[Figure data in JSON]
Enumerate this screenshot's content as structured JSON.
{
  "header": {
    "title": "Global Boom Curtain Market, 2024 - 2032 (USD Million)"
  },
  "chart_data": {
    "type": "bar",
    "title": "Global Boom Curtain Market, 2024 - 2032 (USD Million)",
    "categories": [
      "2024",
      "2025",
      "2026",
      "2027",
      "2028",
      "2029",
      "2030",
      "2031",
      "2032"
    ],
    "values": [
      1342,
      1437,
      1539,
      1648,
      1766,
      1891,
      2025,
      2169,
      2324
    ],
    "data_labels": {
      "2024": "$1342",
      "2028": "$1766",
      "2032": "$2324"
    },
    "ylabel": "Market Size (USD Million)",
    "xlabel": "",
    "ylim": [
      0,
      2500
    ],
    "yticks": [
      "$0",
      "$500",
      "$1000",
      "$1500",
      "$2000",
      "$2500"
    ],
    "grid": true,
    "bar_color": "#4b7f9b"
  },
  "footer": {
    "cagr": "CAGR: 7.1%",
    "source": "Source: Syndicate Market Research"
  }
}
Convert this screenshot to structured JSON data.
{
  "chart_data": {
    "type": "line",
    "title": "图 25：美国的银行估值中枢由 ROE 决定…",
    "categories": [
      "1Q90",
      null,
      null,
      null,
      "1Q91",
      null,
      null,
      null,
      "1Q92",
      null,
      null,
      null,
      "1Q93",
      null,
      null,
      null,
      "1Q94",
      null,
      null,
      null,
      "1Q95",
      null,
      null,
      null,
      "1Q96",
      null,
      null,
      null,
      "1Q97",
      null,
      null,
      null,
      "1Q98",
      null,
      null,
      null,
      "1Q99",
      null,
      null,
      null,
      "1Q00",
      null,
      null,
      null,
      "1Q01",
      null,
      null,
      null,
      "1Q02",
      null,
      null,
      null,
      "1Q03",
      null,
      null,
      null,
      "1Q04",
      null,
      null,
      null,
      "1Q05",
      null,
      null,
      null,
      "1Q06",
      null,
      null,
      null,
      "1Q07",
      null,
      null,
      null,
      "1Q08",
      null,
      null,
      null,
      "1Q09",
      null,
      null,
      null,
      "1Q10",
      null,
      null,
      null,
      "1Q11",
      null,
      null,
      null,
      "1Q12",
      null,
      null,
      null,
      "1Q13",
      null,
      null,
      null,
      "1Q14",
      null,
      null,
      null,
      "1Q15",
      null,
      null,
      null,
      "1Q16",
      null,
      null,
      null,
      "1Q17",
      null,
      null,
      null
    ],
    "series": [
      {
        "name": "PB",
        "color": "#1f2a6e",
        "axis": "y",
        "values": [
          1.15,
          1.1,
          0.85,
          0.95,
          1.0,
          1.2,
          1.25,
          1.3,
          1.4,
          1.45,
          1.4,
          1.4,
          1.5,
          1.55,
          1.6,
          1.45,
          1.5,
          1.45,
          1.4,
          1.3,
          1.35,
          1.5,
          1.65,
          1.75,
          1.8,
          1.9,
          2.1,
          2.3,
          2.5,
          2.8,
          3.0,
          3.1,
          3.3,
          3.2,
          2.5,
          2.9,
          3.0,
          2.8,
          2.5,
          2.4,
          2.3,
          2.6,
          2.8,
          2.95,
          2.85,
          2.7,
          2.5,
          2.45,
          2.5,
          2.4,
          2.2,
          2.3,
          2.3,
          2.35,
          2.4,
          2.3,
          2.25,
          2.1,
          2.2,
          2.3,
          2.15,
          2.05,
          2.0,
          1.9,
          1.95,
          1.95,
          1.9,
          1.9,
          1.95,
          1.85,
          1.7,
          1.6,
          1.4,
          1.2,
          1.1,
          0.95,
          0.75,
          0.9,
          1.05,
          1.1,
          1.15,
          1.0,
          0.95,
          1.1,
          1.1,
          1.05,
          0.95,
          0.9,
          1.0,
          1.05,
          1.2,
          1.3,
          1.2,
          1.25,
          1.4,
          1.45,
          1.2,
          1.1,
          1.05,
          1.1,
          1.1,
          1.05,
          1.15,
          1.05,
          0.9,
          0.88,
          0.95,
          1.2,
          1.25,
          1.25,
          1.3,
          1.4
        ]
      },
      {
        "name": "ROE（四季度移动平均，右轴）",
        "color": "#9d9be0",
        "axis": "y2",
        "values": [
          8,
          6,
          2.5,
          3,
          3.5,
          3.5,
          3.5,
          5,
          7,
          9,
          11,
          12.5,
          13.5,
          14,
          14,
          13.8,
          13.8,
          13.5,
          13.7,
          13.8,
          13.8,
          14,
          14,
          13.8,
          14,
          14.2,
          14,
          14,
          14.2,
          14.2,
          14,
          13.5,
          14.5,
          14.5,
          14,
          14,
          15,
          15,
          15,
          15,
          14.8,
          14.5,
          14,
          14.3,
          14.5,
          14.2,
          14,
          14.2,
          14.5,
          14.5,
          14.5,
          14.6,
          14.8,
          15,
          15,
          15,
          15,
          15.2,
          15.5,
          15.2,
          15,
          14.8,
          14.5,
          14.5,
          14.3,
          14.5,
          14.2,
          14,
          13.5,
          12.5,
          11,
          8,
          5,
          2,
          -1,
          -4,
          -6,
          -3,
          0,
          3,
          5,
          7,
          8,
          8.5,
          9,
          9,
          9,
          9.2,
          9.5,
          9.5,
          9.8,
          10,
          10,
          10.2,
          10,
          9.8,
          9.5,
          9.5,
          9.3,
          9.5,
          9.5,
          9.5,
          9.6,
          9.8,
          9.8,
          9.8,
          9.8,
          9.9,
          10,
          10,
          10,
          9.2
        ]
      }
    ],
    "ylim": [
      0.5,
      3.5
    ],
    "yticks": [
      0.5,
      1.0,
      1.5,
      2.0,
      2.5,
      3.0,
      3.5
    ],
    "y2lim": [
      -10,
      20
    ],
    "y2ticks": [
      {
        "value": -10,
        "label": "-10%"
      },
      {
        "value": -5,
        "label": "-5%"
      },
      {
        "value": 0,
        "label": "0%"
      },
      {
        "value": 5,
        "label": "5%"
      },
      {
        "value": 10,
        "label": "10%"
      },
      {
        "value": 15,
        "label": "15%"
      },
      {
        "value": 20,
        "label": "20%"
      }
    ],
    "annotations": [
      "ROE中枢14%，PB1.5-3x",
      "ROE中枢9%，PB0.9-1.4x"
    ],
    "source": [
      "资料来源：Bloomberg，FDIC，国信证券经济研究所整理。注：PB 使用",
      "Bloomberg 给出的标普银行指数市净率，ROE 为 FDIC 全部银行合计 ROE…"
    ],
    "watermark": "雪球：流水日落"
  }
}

Exercise requirements: Give the complete listing a second time, exactly as it reads.

Reply:
Enumerate this screenshot's content as structured JSON.
{
  "header": {
    "title": "Global Boom Curtain Market, 2024 - 2032 (USD Million)"
  },
  "chart_data": {
    "type": "bar",
    "title": "Global Boom Curtain Market, 2024 - 2032 (USD Million)",
    "categories": [
      "2024",
      "2025",
      "2026",
      "2027",
      "2028",
      "2029",
      "2030",
      "2031",
      "2032"
    ],
    "values": [
      1342,
      1437,
      1539,
      1648,
      1766,
      1891,
      2025,
      2169,
      2324
    ],
    "data_labels": {
      "2024": "$1342",
      "2028": "$1766",
      "2032": "$2324"
    },
    "ylabel": "Market Size (USD Million)",
    "xlabel": "",
    "ylim": [
      0,
      2500
    ],
    "yticks": [
      "$0",
      "$500",
      "$1000",
      "$1500",
      "$2000",
      "$2500"
    ],
    "grid": true,
    "bar_color": "#4b7f9b"
  },
  "footer": {
    "cagr": "CAGR: 7.1%",
    "source": "Source: Syndicate Market Research"
  }
}
Convert this screenshot to structured JSON data.
{
  "chart_data": {
    "type": "line",
    "title": "图 25：美国的银行估值中枢由 ROE 决定…",
    "categories": [
      "1Q90",
      null,
      null,
      null,
      "1Q91",
      null,
      null,
      null,
      "1Q92",
      null,
      null,
      null,
      "1Q93",
      null,
      null,
      null,
      "1Q94",
      null,
      null,
      null,
      "1Q95",
      null,
      null,
      null,
      "1Q96",
      null,
      null,
      null,
      "1Q97",
      null,
      null,
      null,
      "1Q98",
      null,
      null,
      null,
      "1Q99",
      null,
      null,
      null,
      "1Q00",
      null,
      null,
      null,
      "1Q01",
      null,
      null,
      null,
      "1Q02",
      null,
      null,
      null,
      "1Q03",
      null,
      null,
      null,
      "1Q04",
      null,
      null,
      null,
      "1Q05",
      null,
      null,
      null,
      "1Q06",
      null,
      null,
      null,
      "1Q07",
      null,
      null,
      null,
      "1Q08",
      null,
      null,
      null,
      "1Q09",
      null,
      null,
      null,
      "1Q10",
      null,
      null,
      null,
      "1Q11",
      null,
      null,
      null,
      "1Q12",
      null,
      null,
      null,
      "1Q13",
      null,
      null,
      null,
      "1Q14",
      null,
      null,
      null,
      "1Q15",
      null,
      null,
      null,
      "1Q16",
      null,
      null,
      null,
      "1Q17",
      null,
      null,
      null
    ],
    "series": [
      {
        "name": "PB",
        "color": "#1f2a6e",
        "axis": "y",
        "values": [
          1.15,
          1.1,
          0.85,
          0.95,
          1.0,
          1.2,
          1.25,
          1.3,
          1.4,
          1.45,
          1.4,
          1.4,
          1.5,
          1.55,
          1.6,
          1.45,
          1.5,
          1.45,
          1.4,
          1.3,
          1.35,
          1.5,
          1.65,
          1.75,
          1.8,
          1.9,
          2.1,
          2.3,
          2.5,
          2.8,
          3.0,
          3.1,
          3.3,
          3.2,
          2.5,
          2.9,
          3.0,
          2.8,
          2.5,
          2.4,
          2.3,
          2.6,
          2.8,
          2.95,
          2.85,
          2.7,
          2.5,
          2.45,
          2.5,
          2.4,
          2.2,
          2.3,
          2.3,
          2.35,
          2.4,
          2.3,
          2.25,
          2.1,
          2.2,
          2.3,
          2.15,
          2.05,
          2.0,
          1.9,
          1.95,
          1.95,
          1.9,
          1.9,
          1.95,
          1.85,
          1.7,
          1.6,
          1.4,
          1.2,
          1.1,
          0.95,
          0.75,
          0.9,
          1.05,
          1.1,
          1.15,
          1.0,
          0.95,
          1.1,
          1.1,
          1.05,
          0.95,
          0.9,
          1.0,
          1.05,
          1.2,
          1.3,
          1.2,
          1.25,
          1.4,
          1.45,
          1.2,
          1.1,
          1.05,
          1.1,
          1.1,
          1.05,
          1.15,
          1.05,
          0.9,
          0.88,
          0.95,
          1.2,
          1.25,
          1.25,
          1.3,
          1.4
        ]
      },
      {
        "name": "ROE（四季度移动平均，右轴）",
        "color": "#9d9be0",
        "axis": "y2",
        "values": [
          8,
          6,
          2.5,
          3,
          3.5,
          3.5,
          3.5,
          5,
          7,
          9,
          11,
          12.5,
          13.5,
          14,
          14,
          13.8,
          13.8,
          13.5,
          13.7,
          13.8,
          13.8,
          14,
          14,
          13.8,
          14,
          14.2,
          14,
          14,
          14.2,
          14.2,
          14,
          13.5,
          14.5,
          14.5,
          14,
          14,
          15,
          15,
          15,
          15,
          14.8,
          14.5,
          14,
          14.3,
          14.5,
          14.2,
          14,
          14.2,
          14.5,
          14.5,
          14.5,
          14.6,
          14.8,
          15,
          15,
          15,
          15,
          15.2,
          15.5,
          15.2,
          15,
          14.8,
          14.5,
          14.5,
          14.3,
          14.5,
          14.2,
          14,
          13.5,
          12.5,
          11,
          8,
          5,
          2,
          -1,
          -4,
          -6,
          -3,
          0,
          3,
          5,
          7,
          8,
          8.5,
          9,
          9,
          9,
          9.2,
          9.5,
          9.5,
          9.8,
          10,
          10,
          10.2,
          10,
          9.8,
          9.5,
          9.5,
          9.3,
          9.5,
          9.5,
          9.5,
          9.6,
          9.8,
          9.8,
          9.8,
          9.8,
          9.9,
          10,
          10,
          10,
          9.2
        ]
      }
    ],
    "ylim": [
      0.5,
      3.5
    ],
    "yticks": [
      0.5,
      1.0,
      1.5,
      2.0,
      2.5,
      3.0,
      3.5
    ],
    "y2lim": [
      -10,
      20
    ],
    "y2ticks": [
      {
        "value": -10,
        "label": "-10%"
      },
      {
        "value": -5,
        "label": "-5%"
      },
      {
        "value": 0,
        "label": "0%"
      },
      {
        "value": 5,
        "label": "5%"
      },
      {
        "value": 10,
        "label": "10%"
      },
      {
        "value": 15,
        "label": "15%"
      },
      {
        "value": 20,
        "label": "20%"
      }
    ],
    "annotations": [
      "ROE中枢14%，PB1.5-3x",
      "ROE中枢9%，PB0.9-1.4x"
    ],
    "source": [
      "资料来源：Bloomberg，FDIC，国信证券经济研究所整理。注：PB 使用",
      "Bloomberg 给出的标普银行指数市净率，ROE 为 FDIC 全部银行合计 ROE…"
    ],
    "watermark": "雪球：流水日落"
  }
}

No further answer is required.